- **MATERIAL PROVIDED**
————————

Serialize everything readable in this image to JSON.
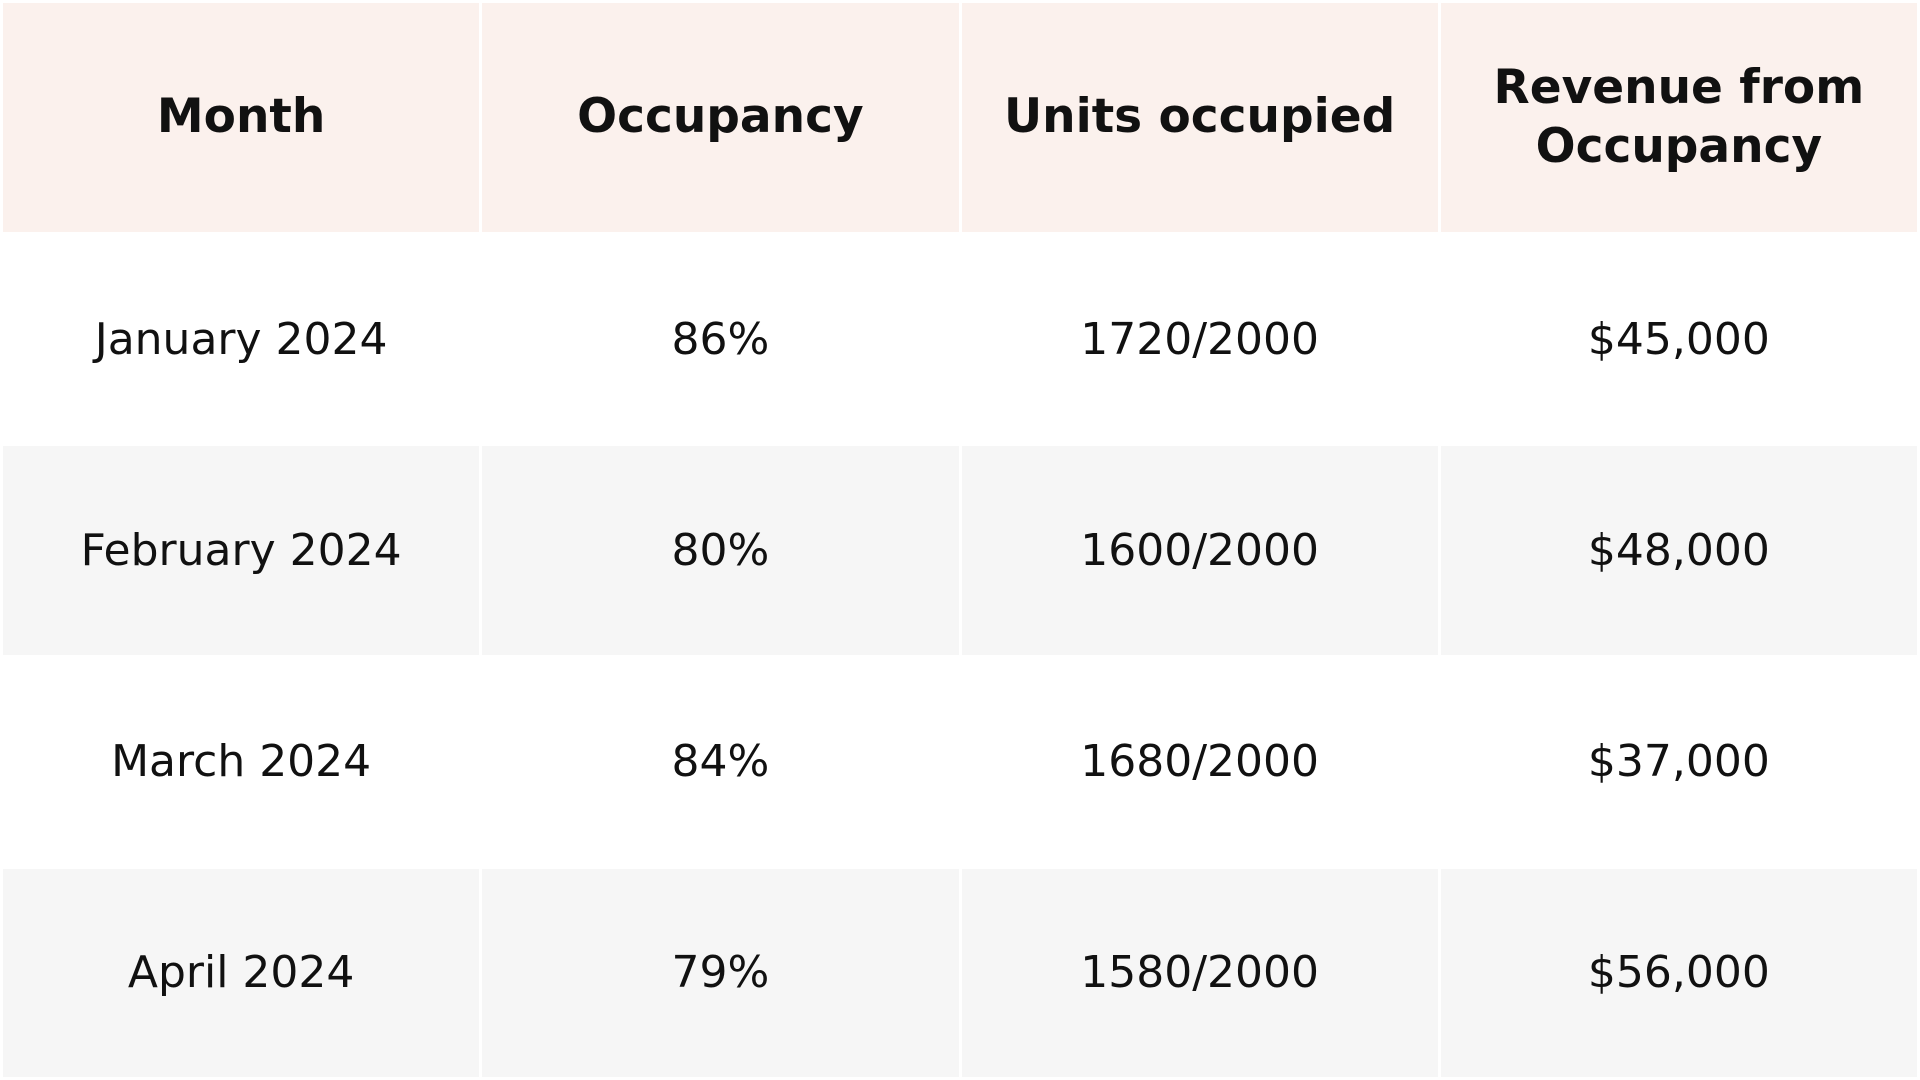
{
  "table": {
    "header": [
      "Month",
      "Occupancy",
      "Units occupied",
      "Revenue from Occupancy"
    ],
    "rows": [
      [
        "January 2024",
        "86%",
        "1720/2000",
        "$45,000"
      ],
      [
        "February 2024",
        "80%",
        "1600/2000",
        "$48,000"
      ],
      [
        "March 2024",
        "84%",
        "1680/2000",
        "$37,000"
      ],
      [
        "April 2024",
        "79%",
        "1580/2000",
        "$56,000"
      ]
    ]
  }
}
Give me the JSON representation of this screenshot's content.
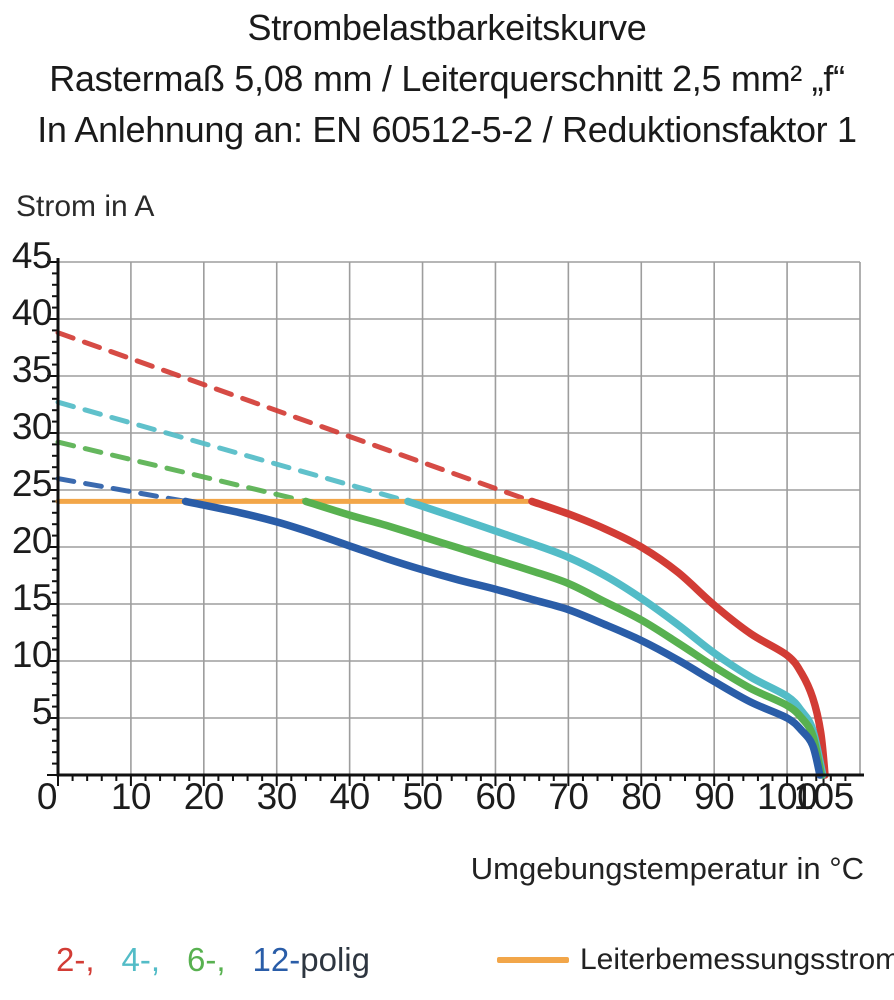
{
  "title": {
    "line1": "Strombelastbarkeitskurve",
    "line2": "Rastermaß 5,08 mm / Leiterquerschnitt 2,5 mm² „f“",
    "line3": "In Anlehnung an: EN 60512-5-2 / Reduktionsfaktor 1"
  },
  "chart_data": {
    "type": "line",
    "title": "Strombelastbarkeitskurve",
    "ylabel": "Strom in A",
    "xlabel": "Umgebungstemperatur in °C",
    "xlim": [
      0,
      110
    ],
    "ylim": [
      0,
      45
    ],
    "grid": {
      "x_step": 10,
      "y_step": 5,
      "on": true,
      "color": "#9d9d9d"
    },
    "axis_color": "#111111",
    "x_ticks": [
      {
        "t": 0,
        "label": "0",
        "anchor": "end"
      },
      {
        "t": 10,
        "label": "10"
      },
      {
        "t": 20,
        "label": "20"
      },
      {
        "t": 30,
        "label": "30"
      },
      {
        "t": 40,
        "label": "40"
      },
      {
        "t": 50,
        "label": "50"
      },
      {
        "t": 60,
        "label": "60"
      },
      {
        "t": 70,
        "label": "70"
      },
      {
        "t": 80,
        "label": "80"
      },
      {
        "t": 90,
        "label": "90"
      },
      {
        "t": 100,
        "label": "100"
      },
      {
        "t": 105,
        "label": "105"
      }
    ],
    "y_ticks": [
      {
        "a": 5,
        "label": "5"
      },
      {
        "a": 10,
        "label": "10"
      },
      {
        "a": 15,
        "label": "15"
      },
      {
        "a": 20,
        "label": "20"
      },
      {
        "a": 25,
        "label": "25"
      },
      {
        "a": 30,
        "label": "30"
      },
      {
        "a": 35,
        "label": "35"
      },
      {
        "a": 40,
        "label": "40"
      },
      {
        "a": 45,
        "label": "45"
      }
    ],
    "x_minor_tick_step": 2,
    "y_minor_tick_step": 1,
    "rated_current_line": {
      "name": "Leiterbemessungsstrom",
      "current_a": 24,
      "from_c": 0,
      "to_c": 64.5,
      "color": "#f2a649"
    },
    "series": [
      {
        "name": "2-polig",
        "color": "#d23c35",
        "dashed_points": [
          [
            0,
            38.8
          ],
          [
            65,
            24
          ]
        ],
        "solid_points": [
          [
            65,
            24
          ],
          [
            70,
            22.9
          ],
          [
            75,
            21.6
          ],
          [
            80,
            20.0
          ],
          [
            85,
            17.8
          ],
          [
            90,
            14.9
          ],
          [
            95,
            12.4
          ],
          [
            100,
            10.5
          ],
          [
            102,
            8.9
          ],
          [
            103.5,
            6.8
          ],
          [
            104.6,
            3.8
          ],
          [
            105.2,
            0
          ]
        ]
      },
      {
        "name": "4-polig",
        "color": "#53bcc7",
        "dashed_points": [
          [
            0,
            32.7
          ],
          [
            48,
            24
          ]
        ],
        "solid_points": [
          [
            48,
            24
          ],
          [
            55,
            22.5
          ],
          [
            60,
            21.4
          ],
          [
            65,
            20.3
          ],
          [
            70,
            19.1
          ],
          [
            75,
            17.5
          ],
          [
            80,
            15.5
          ],
          [
            85,
            13.2
          ],
          [
            90,
            10.7
          ],
          [
            95,
            8.6
          ],
          [
            100,
            6.9
          ],
          [
            102,
            5.6
          ],
          [
            103.5,
            4.0
          ],
          [
            104.9,
            0
          ]
        ]
      },
      {
        "name": "6-polig",
        "color": "#58b150",
        "dashed_points": [
          [
            0,
            29.2
          ],
          [
            34,
            24
          ]
        ],
        "solid_points": [
          [
            34,
            24
          ],
          [
            40,
            22.8
          ],
          [
            45,
            21.9
          ],
          [
            50,
            20.9
          ],
          [
            55,
            19.9
          ],
          [
            60,
            18.9
          ],
          [
            65,
            17.9
          ],
          [
            70,
            16.8
          ],
          [
            75,
            15.2
          ],
          [
            80,
            13.6
          ],
          [
            85,
            11.6
          ],
          [
            90,
            9.5
          ],
          [
            95,
            7.6
          ],
          [
            100,
            6.1
          ],
          [
            102,
            5.0
          ],
          [
            103.5,
            3.5
          ],
          [
            104.7,
            0
          ]
        ]
      },
      {
        "name": "12-polig",
        "color": "#2a5da8",
        "dashed_points": [
          [
            0,
            26.0
          ],
          [
            17.5,
            24
          ]
        ],
        "solid_points": [
          [
            17.5,
            24
          ],
          [
            25,
            23.0
          ],
          [
            30,
            22.2
          ],
          [
            35,
            21.2
          ],
          [
            40,
            20.1
          ],
          [
            45,
            19.0
          ],
          [
            50,
            18.0
          ],
          [
            55,
            17.1
          ],
          [
            60,
            16.3
          ],
          [
            65,
            15.4
          ],
          [
            70,
            14.5
          ],
          [
            75,
            13.2
          ],
          [
            80,
            11.8
          ],
          [
            85,
            10.1
          ],
          [
            90,
            8.2
          ],
          [
            95,
            6.4
          ],
          [
            100,
            5.0
          ],
          [
            102,
            3.9
          ],
          [
            103.5,
            2.6
          ],
          [
            104.5,
            0
          ]
        ]
      }
    ]
  },
  "legend": {
    "poles": [
      {
        "label": "2-,",
        "series": "2-polig",
        "color": "#d23c35"
      },
      {
        "label": "4-,",
        "series": "4-polig",
        "color": "#53bcc7"
      },
      {
        "label": "6-,",
        "series": "6-polig",
        "color": "#58b150"
      },
      {
        "label": "12-",
        "series": "12-polig",
        "color": "#2a5da8"
      }
    ],
    "poles_suffix": "polig",
    "rated": {
      "label": "Leiterbemessungsstrom",
      "color": "#f2a649"
    }
  }
}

————————

- **WHAT YOU WILL DO**
Generate a word-for-word copy of the preceding records, excluding all pictures.

- **SOLUTION**
Serialize everything readable in this image to JSON.
{
  "table": {
    "header": [
      "Month",
      "Occupancy",
      "Units occupied",
      "Revenue from Occupancy"
    ],
    "rows": [
      [
        "January 2024",
        "86%",
        "1720/2000",
        "$45,000"
      ],
      [
        "February 2024",
        "80%",
        "1600/2000",
        "$48,000"
      ],
      [
        "March 2024",
        "84%",
        "1680/2000",
        "$37,000"
      ],
      [
        "April 2024",
        "79%",
        "1580/2000",
        "$56,000"
      ]
    ]
  }
}
Give me the JSON representation of this screenshot's content.
{
  "title": {
    "line1": "Strombelastbarkeitskurve",
    "line2": "Rastermaß 5,08 mm / Leiterquerschnitt 2,5 mm² „f“",
    "line3": "In Anlehnung an: EN 60512-5-2 / Reduktionsfaktor 1"
  },
  "chart_data": {
    "type": "line",
    "title": "Strombelastbarkeitskurve",
    "ylabel": "Strom in A",
    "xlabel": "Umgebungstemperatur in °C",
    "xlim": [
      0,
      110
    ],
    "ylim": [
      0,
      45
    ],
    "grid": {
      "x_step": 10,
      "y_step": 5,
      "on": true,
      "color": "#9d9d9d"
    },
    "axis_color": "#111111",
    "x_ticks": [
      {
        "t": 0,
        "label": "0",
        "anchor": "end"
      },
      {
        "t": 10,
        "label": "10"
      },
      {
        "t": 20,
        "label": "20"
      },
      {
        "t": 30,
        "label": "30"
      },
      {
        "t": 40,
        "label": "40"
      },
      {
        "t": 50,
        "label": "50"
      },
      {
        "t": 60,
        "label": "60"
      },
      {
        "t": 70,
        "label": "70"
      },
      {
        "t": 80,
        "label": "80"
      },
      {
        "t": 90,
        "label": "90"
      },
      {
        "t": 100,
        "label": "100"
      },
      {
        "t": 105,
        "label": "105"
      }
    ],
    "y_ticks": [
      {
        "a": 5,
        "label": "5"
      },
      {
        "a": 10,
        "label": "10"
      },
      {
        "a": 15,
        "label": "15"
      },
      {
        "a": 20,
        "label": "20"
      },
      {
        "a": 25,
        "label": "25"
      },
      {
        "a": 30,
        "label": "30"
      },
      {
        "a": 35,
        "label": "35"
      },
      {
        "a": 40,
        "label": "40"
      },
      {
        "a": 45,
        "label": "45"
      }
    ],
    "x_minor_tick_step": 2,
    "y_minor_tick_step": 1,
    "rated_current_line": {
      "name": "Leiterbemessungsstrom",
      "current_a": 24,
      "from_c": 0,
      "to_c": 64.5,
      "color": "#f2a649"
    },
    "series": [
      {
        "name": "2-polig",
        "color": "#d23c35",
        "dashed_points": [
          [
            0,
            38.8
          ],
          [
            65,
            24
          ]
        ],
        "solid_points": [
          [
            65,
            24
          ],
          [
            70,
            22.9
          ],
          [
            75,
            21.6
          ],
          [
            80,
            20.0
          ],
          [
            85,
            17.8
          ],
          [
            90,
            14.9
          ],
          [
            95,
            12.4
          ],
          [
            100,
            10.5
          ],
          [
            102,
            8.9
          ],
          [
            103.5,
            6.8
          ],
          [
            104.6,
            3.8
          ],
          [
            105.2,
            0
          ]
        ]
      },
      {
        "name": "4-polig",
        "color": "#53bcc7",
        "dashed_points": [
          [
            0,
            32.7
          ],
          [
            48,
            24
          ]
        ],
        "solid_points": [
          [
            48,
            24
          ],
          [
            55,
            22.5
          ],
          [
            60,
            21.4
          ],
          [
            65,
            20.3
          ],
          [
            70,
            19.1
          ],
          [
            75,
            17.5
          ],
          [
            80,
            15.5
          ],
          [
            85,
            13.2
          ],
          [
            90,
            10.7
          ],
          [
            95,
            8.6
          ],
          [
            100,
            6.9
          ],
          [
            102,
            5.6
          ],
          [
            103.5,
            4.0
          ],
          [
            104.9,
            0
          ]
        ]
      },
      {
        "name": "6-polig",
        "color": "#58b150",
        "dashed_points": [
          [
            0,
            29.2
          ],
          [
            34,
            24
          ]
        ],
        "solid_points": [
          [
            34,
            24
          ],
          [
            40,
            22.8
          ],
          [
            45,
            21.9
          ],
          [
            50,
            20.9
          ],
          [
            55,
            19.9
          ],
          [
            60,
            18.9
          ],
          [
            65,
            17.9
          ],
          [
            70,
            16.8
          ],
          [
            75,
            15.2
          ],
          [
            80,
            13.6
          ],
          [
            85,
            11.6
          ],
          [
            90,
            9.5
          ],
          [
            95,
            7.6
          ],
          [
            100,
            6.1
          ],
          [
            102,
            5.0
          ],
          [
            103.5,
            3.5
          ],
          [
            104.7,
            0
          ]
        ]
      },
      {
        "name": "12-polig",
        "color": "#2a5da8",
        "dashed_points": [
          [
            0,
            26.0
          ],
          [
            17.5,
            24
          ]
        ],
        "solid_points": [
          [
            17.5,
            24
          ],
          [
            25,
            23.0
          ],
          [
            30,
            22.2
          ],
          [
            35,
            21.2
          ],
          [
            40,
            20.1
          ],
          [
            45,
            19.0
          ],
          [
            50,
            18.0
          ],
          [
            55,
            17.1
          ],
          [
            60,
            16.3
          ],
          [
            65,
            15.4
          ],
          [
            70,
            14.5
          ],
          [
            75,
            13.2
          ],
          [
            80,
            11.8
          ],
          [
            85,
            10.1
          ],
          [
            90,
            8.2
          ],
          [
            95,
            6.4
          ],
          [
            100,
            5.0
          ],
          [
            102,
            3.9
          ],
          [
            103.5,
            2.6
          ],
          [
            104.5,
            0
          ]
        ]
      }
    ]
  },
  "legend": {
    "poles": [
      {
        "label": "2-,",
        "series": "2-polig",
        "color": "#d23c35"
      },
      {
        "label": "4-,",
        "series": "4-polig",
        "color": "#53bcc7"
      },
      {
        "label": "6-,",
        "series": "6-polig",
        "color": "#58b150"
      },
      {
        "label": "12-",
        "series": "12-polig",
        "color": "#2a5da8"
      }
    ],
    "poles_suffix": "polig",
    "rated": {
      "label": "Leiterbemessungsstrom",
      "color": "#f2a649"
    }
  }
}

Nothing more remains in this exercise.